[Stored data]
-*-
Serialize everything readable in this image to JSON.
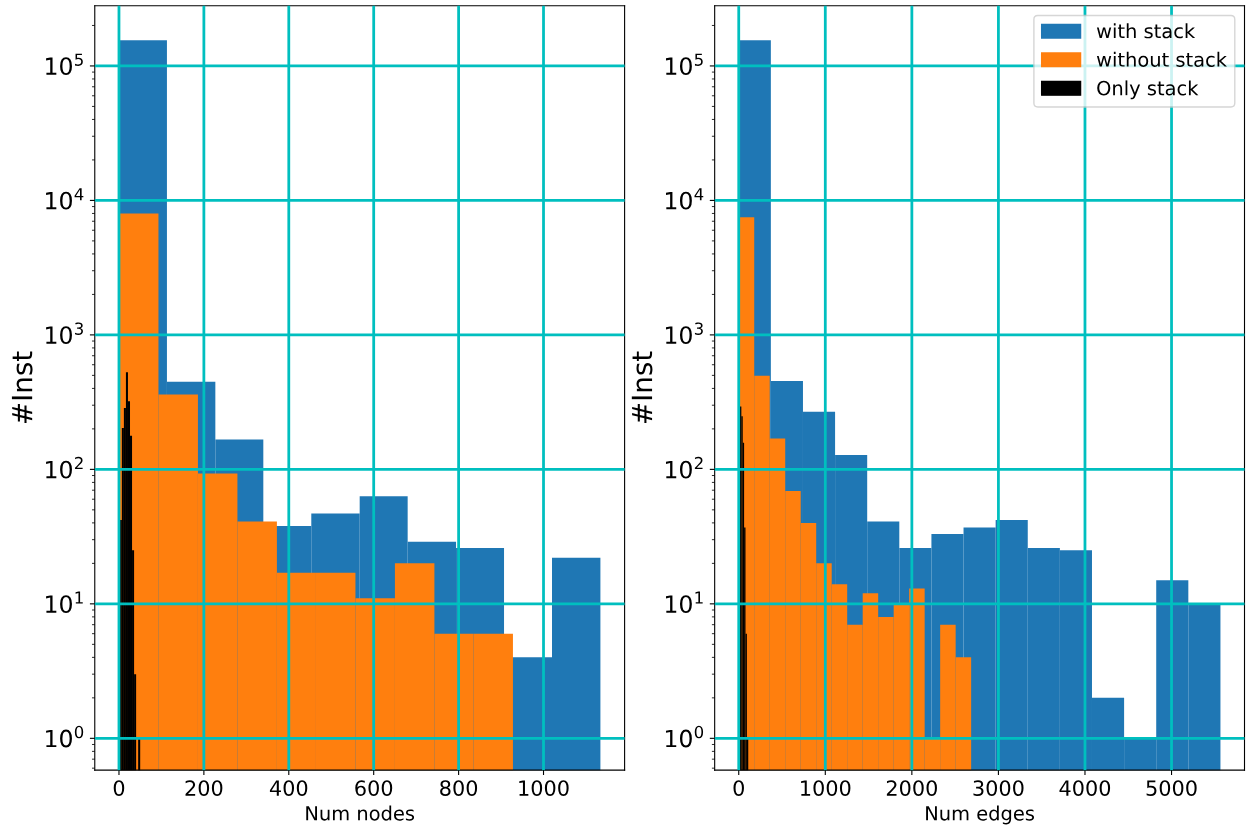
{
  "chart_data": [
    {
      "type": "histogram",
      "xlabel": "Num nodes",
      "ylabel": "#Inst",
      "log": "y",
      "grid": true,
      "legend": false,
      "xlim": [
        -57,
        1191
      ],
      "xticks": [
        0,
        200,
        400,
        600,
        800,
        1000
      ],
      "ylim": [
        0.58,
        280000
      ],
      "yticks": [
        {
          "value": 1,
          "label": "10$^{0}$"
        },
        {
          "value": 10,
          "label": "10$^{1}$"
        },
        {
          "value": 100,
          "label": "10$^{2}$"
        },
        {
          "value": 1000,
          "label": "10$^{3}$"
        },
        {
          "value": 10000,
          "label": "10$^{4}$"
        },
        {
          "value": 100000,
          "label": "10$^{5}$"
        }
      ],
      "bins": [
        0,
        113,
        227,
        340,
        453,
        567,
        680,
        794,
        907,
        1020,
        1134
      ],
      "series": [
        {
          "color": "#1f77b4",
          "values": [
            155000,
            448,
            167,
            38,
            47,
            63,
            29,
            26,
            4,
            22
          ]
        },
        {
          "color": "#ff7f0e",
          "bins": [
            0,
            93,
            186,
            279,
            372,
            464,
            557,
            650,
            743,
            835,
            928
          ],
          "values": [
            8000,
            361,
            93,
            41,
            17,
            17,
            11,
            20,
            6,
            6
          ]
        },
        {
          "color": "#000000",
          "bins": [
            2,
            6.8,
            11.6,
            16.4,
            21.2,
            26,
            30.8,
            35.6,
            40.4,
            45.2,
            50
          ],
          "values": [
            42,
            203,
            286,
            527,
            321,
            178,
            25,
            3,
            null,
            1
          ]
        }
      ]
    },
    {
      "type": "histogram",
      "xlabel": "Num edges",
      "ylabel": "#Inst",
      "log": "y",
      "grid": true,
      "legend": "top right",
      "xlim": [
        -278,
        5843
      ],
      "xticks": [
        0,
        1000,
        2000,
        3000,
        4000,
        5000
      ],
      "ylim": [
        0.58,
        280000
      ],
      "yticks": [
        {
          "value": 1,
          "label": "10$^{0}$"
        },
        {
          "value": 10,
          "label": "10$^{1}$"
        },
        {
          "value": 100,
          "label": "10$^{2}$"
        },
        {
          "value": 1000,
          "label": "10$^{3}$"
        },
        {
          "value": 10000,
          "label": "10$^{4}$"
        },
        {
          "value": 100000,
          "label": "10$^{5}$"
        }
      ],
      "bins": [
        0,
        371,
        742,
        1113,
        1484,
        1855,
        2226,
        2597,
        2968,
        3339,
        3710,
        4081,
        4452,
        4823,
        5194,
        5565
      ],
      "series": [
        {
          "name": "with stack",
          "color": "#1f77b4",
          "values": [
            155000,
            455,
            268,
            128,
            41,
            26,
            33,
            37,
            42,
            26,
            25,
            2,
            1,
            15,
            10
          ]
        },
        {
          "name": "without stack",
          "color": "#ff7f0e",
          "bins": [
            0,
            179,
            358,
            537,
            716,
            895,
            1074,
            1253,
            1432,
            1611,
            1790,
            1969,
            2148,
            2327,
            2506,
            2685
          ],
          "values": [
            7500,
            497,
            170,
            69,
            40,
            20,
            14,
            7,
            12,
            8,
            10,
            13,
            1,
            7,
            4
          ]
        },
        {
          "name": "Only stack",
          "color": "#000000",
          "bins": [
            14,
            30,
            46,
            62,
            78,
            94,
            110
          ],
          "values": [
            294,
            248,
            158,
            37,
            6,
            1
          ]
        }
      ]
    }
  ]
}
-*-
**REQUIREMENTS**
Each entry shown above must be quoted exactly, with its pictures left out.

**EXERCISE OUTPUT**
Serialize everything readable in this image to JSON.
{
  "chart_data": [
    {
      "type": "histogram",
      "xlabel": "Num nodes",
      "ylabel": "#Inst",
      "log": "y",
      "grid": true,
      "legend": false,
      "xlim": [
        -57,
        1191
      ],
      "xticks": [
        0,
        200,
        400,
        600,
        800,
        1000
      ],
      "ylim": [
        0.58,
        280000
      ],
      "yticks": [
        {
          "value": 1,
          "label": "10$^{0}$"
        },
        {
          "value": 10,
          "label": "10$^{1}$"
        },
        {
          "value": 100,
          "label": "10$^{2}$"
        },
        {
          "value": 1000,
          "label": "10$^{3}$"
        },
        {
          "value": 10000,
          "label": "10$^{4}$"
        },
        {
          "value": 100000,
          "label": "10$^{5}$"
        }
      ],
      "bins": [
        0,
        113,
        227,
        340,
        453,
        567,
        680,
        794,
        907,
        1020,
        1134
      ],
      "series": [
        {
          "color": "#1f77b4",
          "values": [
            155000,
            448,
            167,
            38,
            47,
            63,
            29,
            26,
            4,
            22
          ]
        },
        {
          "color": "#ff7f0e",
          "bins": [
            0,
            93,
            186,
            279,
            372,
            464,
            557,
            650,
            743,
            835,
            928
          ],
          "values": [
            8000,
            361,
            93,
            41,
            17,
            17,
            11,
            20,
            6,
            6
          ]
        },
        {
          "color": "#000000",
          "bins": [
            2,
            6.8,
            11.6,
            16.4,
            21.2,
            26,
            30.8,
            35.6,
            40.4,
            45.2,
            50
          ],
          "values": [
            42,
            203,
            286,
            527,
            321,
            178,
            25,
            3,
            null,
            1
          ]
        }
      ]
    },
    {
      "type": "histogram",
      "xlabel": "Num edges",
      "ylabel": "#Inst",
      "log": "y",
      "grid": true,
      "legend": "top right",
      "xlim": [
        -278,
        5843
      ],
      "xticks": [
        0,
        1000,
        2000,
        3000,
        4000,
        5000
      ],
      "ylim": [
        0.58,
        280000
      ],
      "yticks": [
        {
          "value": 1,
          "label": "10$^{0}$"
        },
        {
          "value": 10,
          "label": "10$^{1}$"
        },
        {
          "value": 100,
          "label": "10$^{2}$"
        },
        {
          "value": 1000,
          "label": "10$^{3}$"
        },
        {
          "value": 10000,
          "label": "10$^{4}$"
        },
        {
          "value": 100000,
          "label": "10$^{5}$"
        }
      ],
      "bins": [
        0,
        371,
        742,
        1113,
        1484,
        1855,
        2226,
        2597,
        2968,
        3339,
        3710,
        4081,
        4452,
        4823,
        5194,
        5565
      ],
      "series": [
        {
          "name": "with stack",
          "color": "#1f77b4",
          "values": [
            155000,
            455,
            268,
            128,
            41,
            26,
            33,
            37,
            42,
            26,
            25,
            2,
            1,
            15,
            10
          ]
        },
        {
          "name": "without stack",
          "color": "#ff7f0e",
          "bins": [
            0,
            179,
            358,
            537,
            716,
            895,
            1074,
            1253,
            1432,
            1611,
            1790,
            1969,
            2148,
            2327,
            2506,
            2685
          ],
          "values": [
            7500,
            497,
            170,
            69,
            40,
            20,
            14,
            7,
            12,
            8,
            10,
            13,
            1,
            7,
            4
          ]
        },
        {
          "name": "Only stack",
          "color": "#000000",
          "bins": [
            14,
            30,
            46,
            62,
            78,
            94,
            110
          ],
          "values": [
            294,
            248,
            158,
            37,
            6,
            1
          ]
        }
      ]
    }
  ]
}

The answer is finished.